Report each line of the data that includes the word "this".

§

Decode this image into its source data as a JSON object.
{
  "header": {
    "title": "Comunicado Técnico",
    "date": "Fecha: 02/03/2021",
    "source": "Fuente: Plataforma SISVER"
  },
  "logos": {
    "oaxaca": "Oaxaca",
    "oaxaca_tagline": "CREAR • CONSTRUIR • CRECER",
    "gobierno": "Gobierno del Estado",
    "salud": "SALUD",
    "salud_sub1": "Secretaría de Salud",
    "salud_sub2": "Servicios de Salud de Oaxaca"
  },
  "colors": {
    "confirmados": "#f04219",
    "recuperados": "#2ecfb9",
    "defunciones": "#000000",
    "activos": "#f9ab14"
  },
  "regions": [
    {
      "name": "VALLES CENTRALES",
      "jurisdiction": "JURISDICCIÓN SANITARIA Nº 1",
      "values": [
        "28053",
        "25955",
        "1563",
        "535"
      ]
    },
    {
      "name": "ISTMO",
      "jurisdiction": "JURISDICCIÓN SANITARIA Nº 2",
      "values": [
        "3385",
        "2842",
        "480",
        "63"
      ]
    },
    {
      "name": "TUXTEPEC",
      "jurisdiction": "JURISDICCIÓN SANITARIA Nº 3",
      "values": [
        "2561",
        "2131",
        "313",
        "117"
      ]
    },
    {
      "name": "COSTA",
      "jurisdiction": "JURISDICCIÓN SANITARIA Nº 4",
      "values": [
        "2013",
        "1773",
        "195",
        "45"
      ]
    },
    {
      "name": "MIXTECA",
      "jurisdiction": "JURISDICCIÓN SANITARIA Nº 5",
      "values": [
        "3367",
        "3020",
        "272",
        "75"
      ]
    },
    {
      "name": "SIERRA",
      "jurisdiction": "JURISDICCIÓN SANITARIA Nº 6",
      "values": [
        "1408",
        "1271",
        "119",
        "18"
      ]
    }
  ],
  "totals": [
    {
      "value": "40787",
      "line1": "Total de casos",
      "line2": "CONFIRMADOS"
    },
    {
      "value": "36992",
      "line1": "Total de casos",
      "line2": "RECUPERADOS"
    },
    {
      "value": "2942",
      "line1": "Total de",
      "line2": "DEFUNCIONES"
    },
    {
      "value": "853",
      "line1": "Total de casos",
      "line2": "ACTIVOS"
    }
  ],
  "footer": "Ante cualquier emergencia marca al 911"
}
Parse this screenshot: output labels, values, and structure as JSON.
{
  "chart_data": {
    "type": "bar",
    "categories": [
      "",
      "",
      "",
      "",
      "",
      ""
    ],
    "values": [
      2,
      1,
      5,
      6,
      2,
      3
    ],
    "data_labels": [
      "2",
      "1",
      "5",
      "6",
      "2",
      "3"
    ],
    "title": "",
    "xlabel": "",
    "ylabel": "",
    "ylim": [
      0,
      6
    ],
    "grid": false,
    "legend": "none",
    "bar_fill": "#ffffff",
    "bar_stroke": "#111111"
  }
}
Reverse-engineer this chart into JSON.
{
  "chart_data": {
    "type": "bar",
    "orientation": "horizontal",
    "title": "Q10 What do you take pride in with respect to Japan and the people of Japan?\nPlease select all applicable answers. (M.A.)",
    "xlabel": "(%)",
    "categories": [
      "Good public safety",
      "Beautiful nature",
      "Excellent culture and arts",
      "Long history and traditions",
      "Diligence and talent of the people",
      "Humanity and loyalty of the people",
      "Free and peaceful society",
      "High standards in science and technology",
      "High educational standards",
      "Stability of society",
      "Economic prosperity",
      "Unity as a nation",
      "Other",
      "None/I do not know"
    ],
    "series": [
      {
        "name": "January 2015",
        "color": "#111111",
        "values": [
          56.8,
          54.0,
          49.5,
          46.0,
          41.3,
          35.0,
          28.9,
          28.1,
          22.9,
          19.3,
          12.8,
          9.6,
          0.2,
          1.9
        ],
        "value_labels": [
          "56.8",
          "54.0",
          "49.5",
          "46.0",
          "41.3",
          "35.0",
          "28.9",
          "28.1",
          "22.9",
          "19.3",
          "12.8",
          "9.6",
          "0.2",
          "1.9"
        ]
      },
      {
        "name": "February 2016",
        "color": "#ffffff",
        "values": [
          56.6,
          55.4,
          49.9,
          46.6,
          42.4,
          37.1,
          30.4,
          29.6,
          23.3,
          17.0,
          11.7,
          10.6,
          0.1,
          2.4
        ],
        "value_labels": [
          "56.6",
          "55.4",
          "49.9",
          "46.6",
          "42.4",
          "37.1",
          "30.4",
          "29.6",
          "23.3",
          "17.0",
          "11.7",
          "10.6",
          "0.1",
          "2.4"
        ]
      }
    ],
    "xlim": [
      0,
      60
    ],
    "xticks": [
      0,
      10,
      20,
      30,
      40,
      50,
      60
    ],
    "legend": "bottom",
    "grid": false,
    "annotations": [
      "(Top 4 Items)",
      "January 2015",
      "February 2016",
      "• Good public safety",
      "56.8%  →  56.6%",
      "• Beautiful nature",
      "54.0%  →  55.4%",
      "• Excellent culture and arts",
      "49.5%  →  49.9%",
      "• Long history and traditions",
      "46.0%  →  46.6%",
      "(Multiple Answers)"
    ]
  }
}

§

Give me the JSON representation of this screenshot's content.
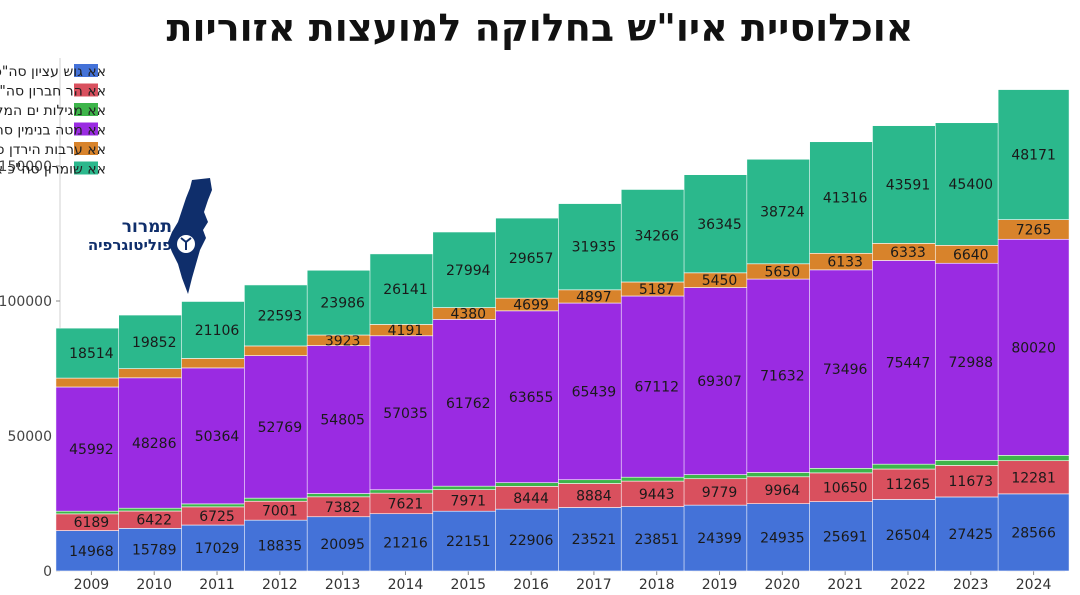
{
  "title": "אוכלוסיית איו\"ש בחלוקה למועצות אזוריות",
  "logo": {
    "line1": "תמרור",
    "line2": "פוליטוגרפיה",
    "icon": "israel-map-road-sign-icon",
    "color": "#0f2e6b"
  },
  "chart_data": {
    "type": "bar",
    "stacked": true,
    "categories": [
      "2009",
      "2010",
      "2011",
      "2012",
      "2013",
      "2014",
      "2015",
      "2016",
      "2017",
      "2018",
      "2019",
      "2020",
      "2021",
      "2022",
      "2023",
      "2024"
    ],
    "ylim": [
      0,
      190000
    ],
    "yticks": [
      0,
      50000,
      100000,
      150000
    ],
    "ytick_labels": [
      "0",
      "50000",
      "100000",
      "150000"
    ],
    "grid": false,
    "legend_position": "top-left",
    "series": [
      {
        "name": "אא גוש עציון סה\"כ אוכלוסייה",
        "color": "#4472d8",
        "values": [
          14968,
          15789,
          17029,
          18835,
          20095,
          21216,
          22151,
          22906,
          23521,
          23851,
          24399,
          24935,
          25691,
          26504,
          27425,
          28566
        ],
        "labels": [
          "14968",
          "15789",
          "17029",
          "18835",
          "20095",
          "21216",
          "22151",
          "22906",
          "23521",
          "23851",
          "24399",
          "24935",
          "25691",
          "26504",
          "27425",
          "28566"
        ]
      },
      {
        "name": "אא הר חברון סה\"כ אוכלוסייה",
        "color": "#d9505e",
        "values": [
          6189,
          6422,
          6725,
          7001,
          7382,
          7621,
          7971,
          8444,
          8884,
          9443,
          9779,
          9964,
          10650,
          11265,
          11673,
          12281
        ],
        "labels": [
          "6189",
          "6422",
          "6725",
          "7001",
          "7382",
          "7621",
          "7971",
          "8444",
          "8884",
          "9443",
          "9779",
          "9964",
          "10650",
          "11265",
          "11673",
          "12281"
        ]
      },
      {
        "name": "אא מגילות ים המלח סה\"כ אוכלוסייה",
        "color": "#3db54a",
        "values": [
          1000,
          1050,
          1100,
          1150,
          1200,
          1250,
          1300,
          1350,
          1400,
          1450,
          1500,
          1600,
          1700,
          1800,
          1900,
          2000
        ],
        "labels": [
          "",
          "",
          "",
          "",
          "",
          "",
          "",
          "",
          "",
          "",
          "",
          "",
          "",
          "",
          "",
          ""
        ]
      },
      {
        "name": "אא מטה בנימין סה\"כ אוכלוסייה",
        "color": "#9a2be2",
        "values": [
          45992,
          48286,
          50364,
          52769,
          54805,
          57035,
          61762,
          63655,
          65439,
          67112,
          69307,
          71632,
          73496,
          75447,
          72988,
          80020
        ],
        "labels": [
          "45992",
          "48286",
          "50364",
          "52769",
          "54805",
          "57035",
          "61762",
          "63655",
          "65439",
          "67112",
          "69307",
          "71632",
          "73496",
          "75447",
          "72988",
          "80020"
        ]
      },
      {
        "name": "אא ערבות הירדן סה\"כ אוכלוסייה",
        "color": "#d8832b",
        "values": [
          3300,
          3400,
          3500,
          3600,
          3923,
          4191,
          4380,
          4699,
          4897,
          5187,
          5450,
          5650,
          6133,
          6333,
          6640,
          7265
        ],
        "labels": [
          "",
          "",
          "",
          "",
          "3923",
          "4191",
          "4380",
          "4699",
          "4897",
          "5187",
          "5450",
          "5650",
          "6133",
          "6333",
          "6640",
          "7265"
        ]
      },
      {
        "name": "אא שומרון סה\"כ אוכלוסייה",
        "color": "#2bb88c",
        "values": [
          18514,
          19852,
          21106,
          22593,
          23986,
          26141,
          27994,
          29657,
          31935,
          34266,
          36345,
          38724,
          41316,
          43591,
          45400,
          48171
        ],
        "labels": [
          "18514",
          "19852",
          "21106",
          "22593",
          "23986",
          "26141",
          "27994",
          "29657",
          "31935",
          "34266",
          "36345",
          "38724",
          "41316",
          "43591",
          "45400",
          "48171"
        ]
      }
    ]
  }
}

§

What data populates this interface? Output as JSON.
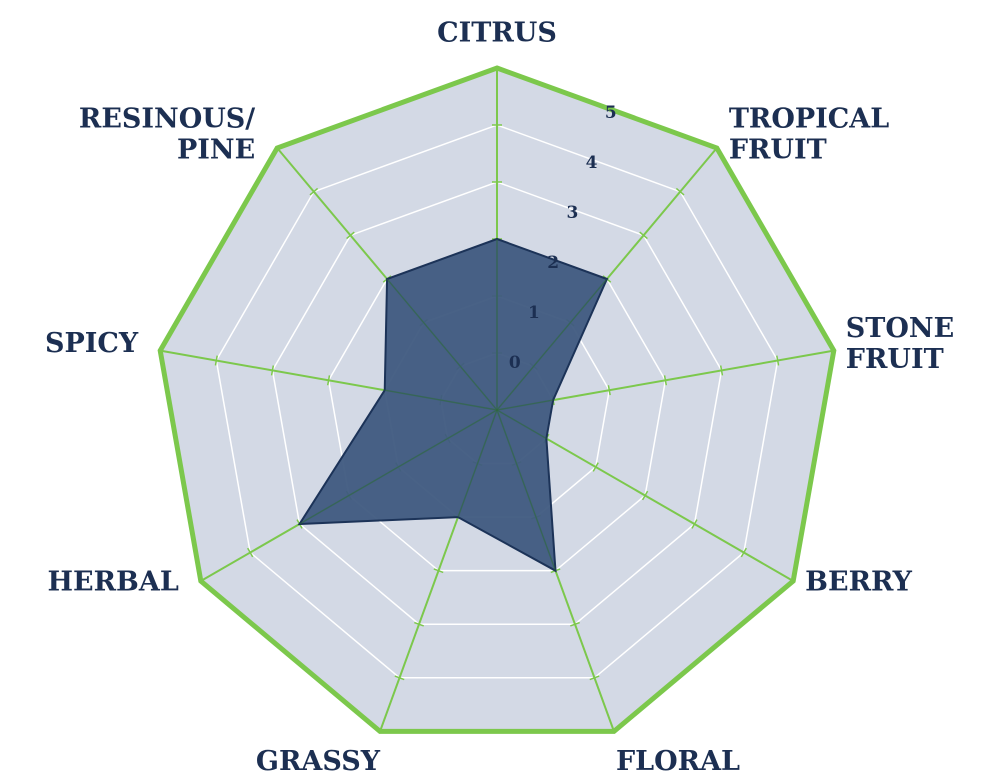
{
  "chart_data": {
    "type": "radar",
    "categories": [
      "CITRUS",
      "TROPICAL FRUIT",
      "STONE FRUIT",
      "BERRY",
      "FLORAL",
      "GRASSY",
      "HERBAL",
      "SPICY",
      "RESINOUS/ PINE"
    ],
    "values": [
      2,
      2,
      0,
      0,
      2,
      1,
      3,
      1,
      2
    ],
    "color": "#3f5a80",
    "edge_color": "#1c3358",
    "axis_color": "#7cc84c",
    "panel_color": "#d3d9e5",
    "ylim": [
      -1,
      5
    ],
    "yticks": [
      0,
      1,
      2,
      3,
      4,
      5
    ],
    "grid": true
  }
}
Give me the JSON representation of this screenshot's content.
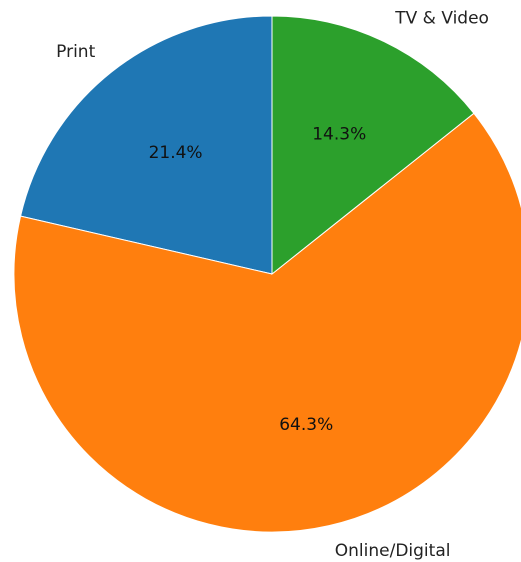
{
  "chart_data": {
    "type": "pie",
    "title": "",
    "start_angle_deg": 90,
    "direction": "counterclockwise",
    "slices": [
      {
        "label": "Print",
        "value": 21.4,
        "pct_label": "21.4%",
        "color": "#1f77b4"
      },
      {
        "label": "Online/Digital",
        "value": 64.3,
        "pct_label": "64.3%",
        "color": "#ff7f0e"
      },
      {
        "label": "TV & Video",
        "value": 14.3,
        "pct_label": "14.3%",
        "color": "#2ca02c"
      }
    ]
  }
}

§

Correct response
Decode this image into its source data as a JSON object.
Parse this screenshot: output labels, values, and structure as JSON.
Reverse-engineer this chart into JSON.
Give me the JSON representation of this screenshot's content.
What data populates this interface? Output as JSON.
Give me the JSON representation of this screenshot's content.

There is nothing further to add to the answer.